Your task is to copy every record exactly.

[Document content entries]
□ □ □ □ □ □ □

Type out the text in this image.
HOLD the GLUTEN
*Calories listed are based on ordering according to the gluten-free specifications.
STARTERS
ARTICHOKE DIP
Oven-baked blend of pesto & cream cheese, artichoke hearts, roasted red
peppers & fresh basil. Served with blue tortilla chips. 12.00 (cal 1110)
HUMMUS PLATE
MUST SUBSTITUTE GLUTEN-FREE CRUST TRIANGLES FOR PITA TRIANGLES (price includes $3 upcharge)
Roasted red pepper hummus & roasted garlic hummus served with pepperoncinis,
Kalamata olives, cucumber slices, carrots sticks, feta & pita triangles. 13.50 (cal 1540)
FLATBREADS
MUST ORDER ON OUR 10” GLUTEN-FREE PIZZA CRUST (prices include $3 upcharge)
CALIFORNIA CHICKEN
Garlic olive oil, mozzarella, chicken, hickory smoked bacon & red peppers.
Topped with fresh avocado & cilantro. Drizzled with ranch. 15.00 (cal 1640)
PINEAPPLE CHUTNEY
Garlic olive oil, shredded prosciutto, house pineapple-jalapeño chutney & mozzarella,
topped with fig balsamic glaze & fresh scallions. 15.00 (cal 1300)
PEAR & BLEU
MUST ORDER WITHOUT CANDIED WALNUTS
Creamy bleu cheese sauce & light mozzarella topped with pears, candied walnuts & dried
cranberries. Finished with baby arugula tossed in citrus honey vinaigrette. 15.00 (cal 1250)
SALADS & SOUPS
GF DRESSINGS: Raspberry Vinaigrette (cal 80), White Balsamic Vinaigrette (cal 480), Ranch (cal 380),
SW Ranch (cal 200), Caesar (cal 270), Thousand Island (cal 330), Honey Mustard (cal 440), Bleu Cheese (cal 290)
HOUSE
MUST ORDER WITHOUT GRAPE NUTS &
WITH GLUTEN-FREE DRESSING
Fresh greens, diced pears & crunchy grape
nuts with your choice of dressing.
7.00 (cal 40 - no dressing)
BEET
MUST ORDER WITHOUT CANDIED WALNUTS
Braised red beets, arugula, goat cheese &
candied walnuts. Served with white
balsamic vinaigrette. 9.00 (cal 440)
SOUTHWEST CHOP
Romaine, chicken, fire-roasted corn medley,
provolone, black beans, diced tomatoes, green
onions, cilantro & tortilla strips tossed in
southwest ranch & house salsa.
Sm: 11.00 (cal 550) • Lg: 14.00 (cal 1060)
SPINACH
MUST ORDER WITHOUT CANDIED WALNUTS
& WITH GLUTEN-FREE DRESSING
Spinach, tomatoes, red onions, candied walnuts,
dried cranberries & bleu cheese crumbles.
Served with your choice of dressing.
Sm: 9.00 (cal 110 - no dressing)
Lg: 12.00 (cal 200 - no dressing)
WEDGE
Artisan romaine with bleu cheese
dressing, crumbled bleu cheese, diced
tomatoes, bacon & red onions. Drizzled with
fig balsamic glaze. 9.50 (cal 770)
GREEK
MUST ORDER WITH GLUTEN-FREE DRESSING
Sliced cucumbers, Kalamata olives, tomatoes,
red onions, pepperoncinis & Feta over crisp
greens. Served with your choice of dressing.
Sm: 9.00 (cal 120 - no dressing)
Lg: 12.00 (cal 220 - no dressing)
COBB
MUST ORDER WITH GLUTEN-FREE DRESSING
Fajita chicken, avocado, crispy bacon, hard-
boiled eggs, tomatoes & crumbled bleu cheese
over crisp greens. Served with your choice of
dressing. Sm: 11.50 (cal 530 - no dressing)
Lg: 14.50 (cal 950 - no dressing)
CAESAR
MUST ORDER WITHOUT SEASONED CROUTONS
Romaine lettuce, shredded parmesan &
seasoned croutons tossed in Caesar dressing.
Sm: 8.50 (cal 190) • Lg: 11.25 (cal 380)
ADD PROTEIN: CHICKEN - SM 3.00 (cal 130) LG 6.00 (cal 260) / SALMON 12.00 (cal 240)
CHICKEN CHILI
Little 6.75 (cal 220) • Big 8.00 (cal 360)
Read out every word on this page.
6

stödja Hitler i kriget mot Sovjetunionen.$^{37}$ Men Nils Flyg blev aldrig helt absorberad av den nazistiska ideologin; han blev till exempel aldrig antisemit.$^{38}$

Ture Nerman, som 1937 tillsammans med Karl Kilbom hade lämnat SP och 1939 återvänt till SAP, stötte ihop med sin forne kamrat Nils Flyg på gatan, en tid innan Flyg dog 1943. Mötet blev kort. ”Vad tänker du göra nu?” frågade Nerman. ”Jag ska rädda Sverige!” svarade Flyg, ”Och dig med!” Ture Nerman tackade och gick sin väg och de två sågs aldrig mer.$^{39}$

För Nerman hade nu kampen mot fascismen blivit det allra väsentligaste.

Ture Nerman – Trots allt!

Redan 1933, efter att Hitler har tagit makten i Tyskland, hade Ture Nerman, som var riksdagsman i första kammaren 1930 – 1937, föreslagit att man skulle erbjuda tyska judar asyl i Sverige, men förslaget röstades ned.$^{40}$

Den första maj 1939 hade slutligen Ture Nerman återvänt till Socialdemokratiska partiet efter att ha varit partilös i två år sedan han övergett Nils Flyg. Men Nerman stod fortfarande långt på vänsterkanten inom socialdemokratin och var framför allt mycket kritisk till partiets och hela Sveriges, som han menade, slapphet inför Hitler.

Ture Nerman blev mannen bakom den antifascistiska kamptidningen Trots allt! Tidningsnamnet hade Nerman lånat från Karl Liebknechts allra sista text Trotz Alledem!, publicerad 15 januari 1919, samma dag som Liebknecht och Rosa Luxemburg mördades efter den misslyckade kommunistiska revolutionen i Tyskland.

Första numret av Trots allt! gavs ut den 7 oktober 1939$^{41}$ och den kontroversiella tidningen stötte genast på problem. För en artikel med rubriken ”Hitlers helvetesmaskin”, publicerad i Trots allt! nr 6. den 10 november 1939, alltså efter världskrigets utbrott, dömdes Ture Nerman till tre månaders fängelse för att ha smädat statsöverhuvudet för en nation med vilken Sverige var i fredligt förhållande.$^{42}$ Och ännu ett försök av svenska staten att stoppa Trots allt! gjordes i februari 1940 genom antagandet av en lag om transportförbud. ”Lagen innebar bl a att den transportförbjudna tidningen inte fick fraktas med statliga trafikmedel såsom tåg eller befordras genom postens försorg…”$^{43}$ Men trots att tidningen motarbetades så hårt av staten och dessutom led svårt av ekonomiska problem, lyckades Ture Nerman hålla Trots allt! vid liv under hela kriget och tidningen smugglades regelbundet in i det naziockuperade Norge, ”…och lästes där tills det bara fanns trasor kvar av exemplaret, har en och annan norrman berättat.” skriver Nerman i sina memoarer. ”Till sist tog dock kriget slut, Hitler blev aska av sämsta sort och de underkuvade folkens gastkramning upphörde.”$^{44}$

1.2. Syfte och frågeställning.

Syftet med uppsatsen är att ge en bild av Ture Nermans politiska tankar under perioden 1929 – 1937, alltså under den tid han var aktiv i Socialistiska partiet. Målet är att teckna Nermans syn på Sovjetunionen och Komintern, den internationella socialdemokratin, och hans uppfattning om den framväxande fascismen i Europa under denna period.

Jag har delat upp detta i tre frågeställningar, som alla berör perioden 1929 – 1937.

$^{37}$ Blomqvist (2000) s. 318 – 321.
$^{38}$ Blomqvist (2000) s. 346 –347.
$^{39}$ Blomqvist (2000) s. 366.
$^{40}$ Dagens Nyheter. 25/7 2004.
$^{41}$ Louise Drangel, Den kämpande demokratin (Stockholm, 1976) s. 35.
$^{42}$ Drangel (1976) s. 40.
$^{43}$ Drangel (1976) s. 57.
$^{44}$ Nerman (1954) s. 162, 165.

□ □ □ □ □ □ □

SOLUTION FOR THIS PROBLEM ::
Type out the text in this image.
HOLD the GLUTEN
*Calories listed are based on ordering according to the gluten-free specifications.
STARTERS
ARTICHOKE DIP
Oven-baked blend of pesto & cream cheese, artichoke hearts, roasted red
peppers & fresh basil. Served with blue tortilla chips. 12.00 (cal 1110)
HUMMUS PLATE
MUST SUBSTITUTE GLUTEN-FREE CRUST TRIANGLES FOR PITA TRIANGLES (price includes $3 upcharge)
Roasted red pepper hummus & roasted garlic hummus served with pepperoncinis,
Kalamata olives, cucumber slices, carrots sticks, feta & pita triangles. 13.50 (cal 1540)
FLATBREADS
MUST ORDER ON OUR 10” GLUTEN-FREE PIZZA CRUST (prices include $3 upcharge)
CALIFORNIA CHICKEN
Garlic olive oil, mozzarella, chicken, hickory smoked bacon & red peppers.
Topped with fresh avocado & cilantro. Drizzled with ranch. 15.00 (cal 1640)
PINEAPPLE CHUTNEY
Garlic olive oil, shredded prosciutto, house pineapple-jalapeño chutney & mozzarella,
topped with fig balsamic glaze & fresh scallions. 15.00 (cal 1300)
PEAR & BLEU
MUST ORDER WITHOUT CANDIED WALNUTS
Creamy bleu cheese sauce & light mozzarella topped with pears, candied walnuts & dried
cranberries. Finished with baby arugula tossed in citrus honey vinaigrette. 15.00 (cal 1250)
SALADS & SOUPS
GF DRESSINGS: Raspberry Vinaigrette (cal 80), White Balsamic Vinaigrette (cal 480), Ranch (cal 380),
SW Ranch (cal 200), Caesar (cal 270), Thousand Island (cal 330), Honey Mustard (cal 440), Bleu Cheese (cal 290)
HOUSE
MUST ORDER WITHOUT GRAPE NUTS &
WITH GLUTEN-FREE DRESSING
Fresh greens, diced pears & crunchy grape
nuts with your choice of dressing.
7.00 (cal 40 - no dressing)
BEET
MUST ORDER WITHOUT CANDIED WALNUTS
Braised red beets, arugula, goat cheese &
candied walnuts. Served with white
balsamic vinaigrette. 9.00 (cal 440)
SOUTHWEST CHOP
Romaine, chicken, fire-roasted corn medley,
provolone, black beans, diced tomatoes, green
onions, cilantro & tortilla strips tossed in
southwest ranch & house salsa.
Sm: 11.00 (cal 550) • Lg: 14.00 (cal 1060)
SPINACH
MUST ORDER WITHOUT CANDIED WALNUTS
& WITH GLUTEN-FREE DRESSING
Spinach, tomatoes, red onions, candied walnuts,
dried cranberries & bleu cheese crumbles.
Served with your choice of dressing.
Sm: 9.00 (cal 110 - no dressing)
Lg: 12.00 (cal 200 - no dressing)
WEDGE
Artisan romaine with bleu cheese
dressing, crumbled bleu cheese, diced
tomatoes, bacon & red onions. Drizzled with
fig balsamic glaze. 9.50 (cal 770)
GREEK
MUST ORDER WITH GLUTEN-FREE DRESSING
Sliced cucumbers, Kalamata olives, tomatoes,
red onions, pepperoncinis & Feta over crisp
greens. Served with your choice of dressing.
Sm: 9.00 (cal 120 - no dressing)
Lg: 12.00 (cal 220 - no dressing)
COBB
MUST ORDER WITH GLUTEN-FREE DRESSING
Fajita chicken, avocado, crispy bacon, hard-
boiled eggs, tomatoes & crumbled bleu cheese
over crisp greens. Served with your choice of
dressing. Sm: 11.50 (cal 530 - no dressing)
Lg: 14.50 (cal 950 - no dressing)
CAESAR
MUST ORDER WITHOUT SEASONED CROUTONS
Romaine lettuce, shredded parmesan &
seasoned croutons tossed in Caesar dressing.
Sm: 8.50 (cal 190) • Lg: 11.25 (cal 380)
ADD PROTEIN: CHICKEN - SM 3.00 (cal 130) LG 6.00 (cal 260) / SALMON 12.00 (cal 240)
CHICKEN CHILI
Little 6.75 (cal 220) • Big 8.00 (cal 360)
Read out every word on this page.
6

stödja Hitler i kriget mot Sovjetunionen.$^{37}$ Men Nils Flyg blev aldrig helt absorberad av den nazistiska ideologin; han blev till exempel aldrig antisemit.$^{38}$

Ture Nerman, som 1937 tillsammans med Karl Kilbom hade lämnat SP och 1939 återvänt till SAP, stötte ihop med sin forne kamrat Nils Flyg på gatan, en tid innan Flyg dog 1943. Mötet blev kort. ”Vad tänker du göra nu?” frågade Nerman. ”Jag ska rädda Sverige!” svarade Flyg, ”Och dig med!” Ture Nerman tackade och gick sin väg och de två sågs aldrig mer.$^{39}$

För Nerman hade nu kampen mot fascismen blivit det allra väsentligaste.

Ture Nerman – Trots allt!

Redan 1933, efter att Hitler har tagit makten i Tyskland, hade Ture Nerman, som var riksdagsman i första kammaren 1930 – 1937, föreslagit att man skulle erbjuda tyska judar asyl i Sverige, men förslaget röstades ned.$^{40}$

Den första maj 1939 hade slutligen Ture Nerman återvänt till Socialdemokratiska partiet efter att ha varit partilös i två år sedan han övergett Nils Flyg. Men Nerman stod fortfarande långt på vänsterkanten inom socialdemokratin och var framför allt mycket kritisk till partiets och hela Sveriges, som han menade, slapphet inför Hitler.

Ture Nerman blev mannen bakom den antifascistiska kamptidningen Trots allt! Tidningsnamnet hade Nerman lånat från Karl Liebknechts allra sista text Trotz Alledem!, publicerad 15 januari 1919, samma dag som Liebknecht och Rosa Luxemburg mördades efter den misslyckade kommunistiska revolutionen i Tyskland.

Första numret av Trots allt! gavs ut den 7 oktober 1939$^{41}$ och den kontroversiella tidningen stötte genast på problem. För en artikel med rubriken ”Hitlers helvetesmaskin”, publicerad i Trots allt! nr 6. den 10 november 1939, alltså efter världskrigets utbrott, dömdes Ture Nerman till tre månaders fängelse för att ha smädat statsöverhuvudet för en nation med vilken Sverige var i fredligt förhållande.$^{42}$ Och ännu ett försök av svenska staten att stoppa Trots allt! gjordes i februari 1940 genom antagandet av en lag om transportförbud. ”Lagen innebar bl a att den transportförbjudna tidningen inte fick fraktas med statliga trafikmedel såsom tåg eller befordras genom postens försorg…”$^{43}$ Men trots att tidningen motarbetades så hårt av staten och dessutom led svårt av ekonomiska problem, lyckades Ture Nerman hålla Trots allt! vid liv under hela kriget och tidningen smugglades regelbundet in i det naziockuperade Norge, ”…och lästes där tills det bara fanns trasor kvar av exemplaret, har en och annan norrman berättat.” skriver Nerman i sina memoarer. ”Till sist tog dock kriget slut, Hitler blev aska av sämsta sort och de underkuvade folkens gastkramning upphörde.”$^{44}$

1.2. Syfte och frågeställning.

Syftet med uppsatsen är att ge en bild av Ture Nermans politiska tankar under perioden 1929 – 1937, alltså under den tid han var aktiv i Socialistiska partiet. Målet är att teckna Nermans syn på Sovjetunionen och Komintern, den internationella socialdemokratin, och hans uppfattning om den framväxande fascismen i Europa under denna period.

Jag har delat upp detta i tre frågeställningar, som alla berör perioden 1929 – 1937.

$^{37}$ Blomqvist (2000) s. 318 – 321.
$^{38}$ Blomqvist (2000) s. 346 –347.
$^{39}$ Blomqvist (2000) s. 366.
$^{40}$ Dagens Nyheter. 25/7 2004.
$^{41}$ Louise Drangel, Den kämpande demokratin (Stockholm, 1976) s. 35.
$^{42}$ Drangel (1976) s. 40.
$^{43}$ Drangel (1976) s. 57.
$^{44}$ Nerman (1954) s. 162, 165.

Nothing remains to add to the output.